■ What you have to do: State the number of lines in the material below that have "title" in them, without any other text.

Begin Dataset entries

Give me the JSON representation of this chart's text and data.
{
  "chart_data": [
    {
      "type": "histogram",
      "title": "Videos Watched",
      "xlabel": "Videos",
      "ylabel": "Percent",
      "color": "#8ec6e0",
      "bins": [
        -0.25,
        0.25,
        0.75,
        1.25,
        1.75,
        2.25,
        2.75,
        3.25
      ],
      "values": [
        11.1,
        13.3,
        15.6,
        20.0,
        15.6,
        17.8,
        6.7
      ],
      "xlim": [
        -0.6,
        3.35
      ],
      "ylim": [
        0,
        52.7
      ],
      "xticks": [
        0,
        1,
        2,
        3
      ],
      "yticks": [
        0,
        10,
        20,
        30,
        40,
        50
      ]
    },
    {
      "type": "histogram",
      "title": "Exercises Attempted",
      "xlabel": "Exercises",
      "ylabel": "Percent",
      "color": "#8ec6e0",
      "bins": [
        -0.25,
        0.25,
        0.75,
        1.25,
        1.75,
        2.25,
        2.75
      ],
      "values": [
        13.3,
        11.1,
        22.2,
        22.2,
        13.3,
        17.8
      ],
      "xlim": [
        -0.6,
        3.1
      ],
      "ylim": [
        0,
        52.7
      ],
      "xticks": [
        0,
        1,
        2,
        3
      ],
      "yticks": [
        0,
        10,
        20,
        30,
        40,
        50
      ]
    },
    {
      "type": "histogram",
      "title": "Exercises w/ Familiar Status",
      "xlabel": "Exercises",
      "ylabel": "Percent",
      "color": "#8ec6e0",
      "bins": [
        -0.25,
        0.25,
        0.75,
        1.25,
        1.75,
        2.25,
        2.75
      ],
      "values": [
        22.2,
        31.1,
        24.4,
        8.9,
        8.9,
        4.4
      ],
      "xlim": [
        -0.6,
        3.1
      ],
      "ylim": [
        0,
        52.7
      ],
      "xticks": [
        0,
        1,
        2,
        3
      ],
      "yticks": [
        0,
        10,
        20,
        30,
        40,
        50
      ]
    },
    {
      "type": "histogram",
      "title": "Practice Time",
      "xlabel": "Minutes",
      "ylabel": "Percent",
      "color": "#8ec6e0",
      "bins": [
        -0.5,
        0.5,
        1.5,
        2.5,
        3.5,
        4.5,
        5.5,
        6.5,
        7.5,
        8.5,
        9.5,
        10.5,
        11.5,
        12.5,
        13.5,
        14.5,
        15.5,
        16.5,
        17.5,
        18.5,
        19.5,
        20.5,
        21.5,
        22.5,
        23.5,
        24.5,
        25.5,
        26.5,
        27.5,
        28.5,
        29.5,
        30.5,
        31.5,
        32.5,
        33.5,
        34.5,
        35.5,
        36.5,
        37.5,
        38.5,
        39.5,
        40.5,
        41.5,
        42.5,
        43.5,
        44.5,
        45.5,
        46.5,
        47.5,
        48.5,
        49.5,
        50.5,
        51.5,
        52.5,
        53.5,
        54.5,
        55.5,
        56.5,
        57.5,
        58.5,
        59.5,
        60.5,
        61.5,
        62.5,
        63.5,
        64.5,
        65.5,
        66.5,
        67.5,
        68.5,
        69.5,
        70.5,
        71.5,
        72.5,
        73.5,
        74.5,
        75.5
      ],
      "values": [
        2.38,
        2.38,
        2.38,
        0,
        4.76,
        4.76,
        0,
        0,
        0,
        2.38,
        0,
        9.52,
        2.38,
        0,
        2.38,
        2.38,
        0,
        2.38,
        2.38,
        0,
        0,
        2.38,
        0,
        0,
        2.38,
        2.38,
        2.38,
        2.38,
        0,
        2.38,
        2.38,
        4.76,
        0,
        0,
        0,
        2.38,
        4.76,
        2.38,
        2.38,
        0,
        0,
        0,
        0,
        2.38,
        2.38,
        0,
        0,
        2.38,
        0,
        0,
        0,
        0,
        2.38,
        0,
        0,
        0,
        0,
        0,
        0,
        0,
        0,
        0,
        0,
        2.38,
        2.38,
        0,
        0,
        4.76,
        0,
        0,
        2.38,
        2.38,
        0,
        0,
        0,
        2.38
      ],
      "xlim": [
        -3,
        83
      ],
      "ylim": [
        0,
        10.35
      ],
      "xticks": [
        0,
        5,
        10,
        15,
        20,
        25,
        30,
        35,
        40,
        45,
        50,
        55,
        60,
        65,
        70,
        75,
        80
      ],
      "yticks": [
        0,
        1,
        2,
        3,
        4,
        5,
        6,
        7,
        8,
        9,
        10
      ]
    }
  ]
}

End Dataset entries

■ The output: 4